__Task to carry out__:
Pull every line that includes the word "patients" out of the data below and copy it.

__Items from a data source__:
####

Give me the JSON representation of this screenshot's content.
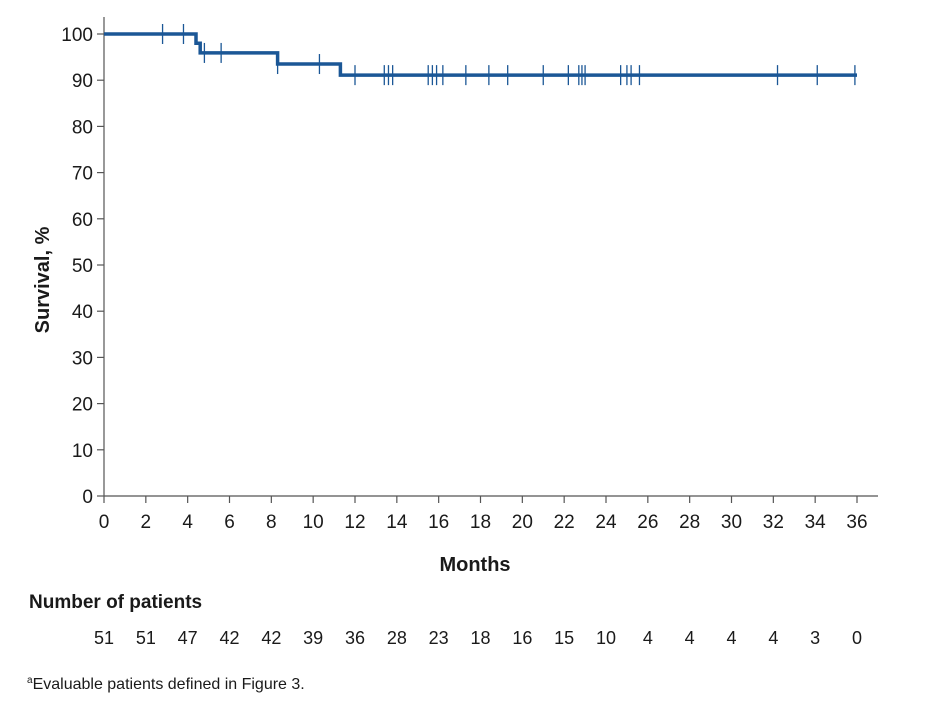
{
  "chart_data": {
    "type": "line",
    "ylabel": "Survival, %",
    "xlabel": "Months",
    "xlim": [
      0,
      36
    ],
    "ylim": [
      0,
      100
    ],
    "x_ticks": [
      "0",
      "2",
      "4",
      "6",
      "8",
      "10",
      "12",
      "14",
      "16",
      "18",
      "20",
      "22",
      "24",
      "26",
      "28",
      "30",
      "32",
      "34",
      "36"
    ],
    "y_ticks": [
      "0",
      "10",
      "20",
      "30",
      "40",
      "50",
      "60",
      "70",
      "80",
      "90",
      "100"
    ],
    "grid": false,
    "series": [
      {
        "color": "#1b5796",
        "step_points": [
          {
            "x": 0,
            "y": 100
          },
          {
            "x": 4.4,
            "y": 100
          },
          {
            "x": 4.4,
            "y": 98
          },
          {
            "x": 4.6,
            "y": 98
          },
          {
            "x": 4.6,
            "y": 95.9
          },
          {
            "x": 8.3,
            "y": 95.9
          },
          {
            "x": 8.3,
            "y": 93.5
          },
          {
            "x": 11.3,
            "y": 93.5
          },
          {
            "x": 11.3,
            "y": 91.1
          },
          {
            "x": 36,
            "y": 91.1
          }
        ],
        "censor_marks": [
          {
            "x": 2.8,
            "y": 100
          },
          {
            "x": 3.8,
            "y": 100
          },
          {
            "x": 4.8,
            "y": 95.9
          },
          {
            "x": 5.6,
            "y": 95.9
          },
          {
            "x": 8.3,
            "y": 93.5
          },
          {
            "x": 10.3,
            "y": 93.5
          },
          {
            "x": 12.0,
            "y": 91.1
          },
          {
            "x": 13.4,
            "y": 91.1
          },
          {
            "x": 13.6,
            "y": 91.1
          },
          {
            "x": 13.8,
            "y": 91.1
          },
          {
            "x": 15.5,
            "y": 91.1
          },
          {
            "x": 15.7,
            "y": 91.1
          },
          {
            "x": 15.9,
            "y": 91.1
          },
          {
            "x": 16.2,
            "y": 91.1
          },
          {
            "x": 17.3,
            "y": 91.1
          },
          {
            "x": 18.4,
            "y": 91.1
          },
          {
            "x": 19.3,
            "y": 91.1
          },
          {
            "x": 21.0,
            "y": 91.1
          },
          {
            "x": 22.2,
            "y": 91.1
          },
          {
            "x": 22.7,
            "y": 91.1
          },
          {
            "x": 22.85,
            "y": 91.1
          },
          {
            "x": 23.0,
            "y": 91.1
          },
          {
            "x": 24.7,
            "y": 91.1
          },
          {
            "x": 25.0,
            "y": 91.1
          },
          {
            "x": 25.2,
            "y": 91.1
          },
          {
            "x": 25.6,
            "y": 91.1
          },
          {
            "x": 32.2,
            "y": 91.1
          },
          {
            "x": 34.1,
            "y": 91.1
          },
          {
            "x": 35.9,
            "y": 91.1
          }
        ]
      }
    ],
    "number_at_risk": {
      "title": "Number of patients",
      "values": [
        "51",
        "51",
        "47",
        "42",
        "42",
        "39",
        "36",
        "28",
        "23",
        "18",
        "16",
        "15",
        "10",
        "4",
        "4",
        "4",
        "4",
        "3",
        "0"
      ]
    },
    "footnote": {
      "marker": "a",
      "text": "Evaluable patients defined in Figure 3."
    }
  }
}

####

__Result__:
      "title": "Number of patients",
      "text": "Evaluable patients defined in Figure 3."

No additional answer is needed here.